Task to complete:
Spot each line that carries the word "浪遏飞舟"; copy those lines.

Extracted information:
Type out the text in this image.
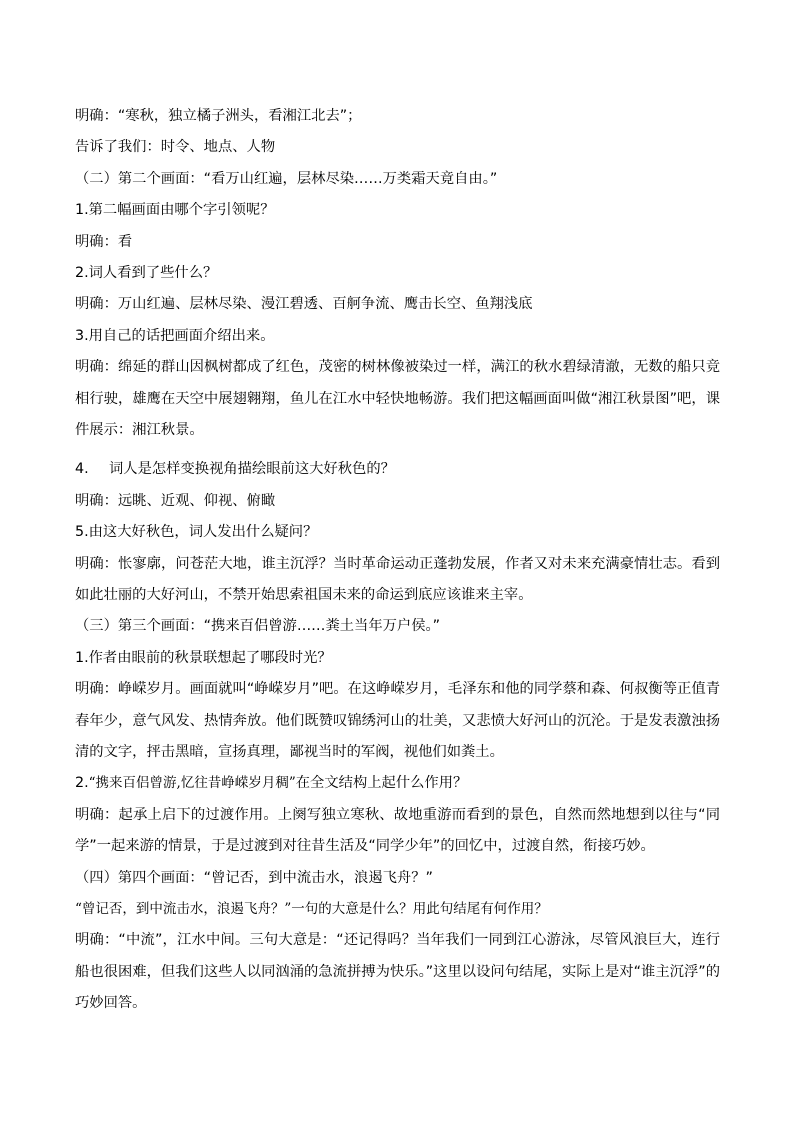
明确：“寒秋，独立橘子洲头，看湘江北去”；
告诉了我们：时令、地点、人物
（二）第二个画面：“看万山红遍，层林尽染……万类霜天竟自由。”
1.第二幅画面由哪个字引领呢？
明确：看
2.词人看到了些什么？
明确：万山红遍、层林尽染、漫江碧透、百舸争流、鹰击长空、鱼翔浅底
3.用自己的话把画面介绍出来。
明确：绵延的群山因枫树都成了红色，茂密的树林像被染过一样，满江的秋水碧绿清澈，无数的船只竞相行驶，雄鹰在天空中展翅翱翔，鱼儿在江水中轻快地畅游。我们把这幅画面叫做“湘江秋景图”吧，课件展示：湘江秋景。
4.	词人是怎样变换视角描绘眼前这大好秋色的？
明确：远眺、近观、仰视、俯瞰
5.由这大好秋色，词人发出什么疑问？
明确：怅寥廓，问苍茫大地，谁主沉浮？当时革命运动正蓬勃发展，作者又对未来充满豪情壮志。看到如此壮丽的大好河山，不禁开始思索祖国未来的命运到底应该谁来主宰。
（三）第三个画面：“携来百侣曾游……粪土当年万户侯。”
1.作者由眼前的秋景联想起了哪段时光？
明确：峥嵘岁月。画面就叫“峥嵘岁月”吧。在这峥嵘岁月，毛泽东和他的同学蔡和森、何叔衡等正值青春年少，意气风发、热情奔放。他们既赞叹锦绣河山的壮美，又悲愤大好河山的沉沦。于是发表激浊扬清的文字，抨击黑暗，宣扬真理，鄙视当时的军阀，视他们如粪土。
2.“携来百侣曾游,忆往昔峥嵘岁月稠”在全文结构上起什么作用？
明确：起承上启下的过渡作用。上阕写独立寒秋、故地重游而看到的景色，自然而然地想到以往与“同学”一起来游的情景，于是过渡到对往昔生活及“同学少年”的回忆中，过渡自然，衔接巧妙。
（四）第四个画面：“曾记否，到中流击水，浪遏飞舟？”
“曾记否，到中流击水，浪遏飞舟？”一句的大意是什么？用此句结尾有何作用？
明确：“中流”，江水中间。三句大意是：“还记得吗？当年我们一同到江心游泳，尽管风浪巨大，连行船也很困难，但我们这些人以同汹涌的急流拼搏为快乐。”这里以设问句结尾，实际上是对“谁主沉浮”的巧妙回答。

Task solution:
（四）第四个画面：“曾记否，到中流击水，浪遏飞舟？”
“曾记否，到中流击水，浪遏飞舟？”一句的大意是什么？用此句结尾有何作用？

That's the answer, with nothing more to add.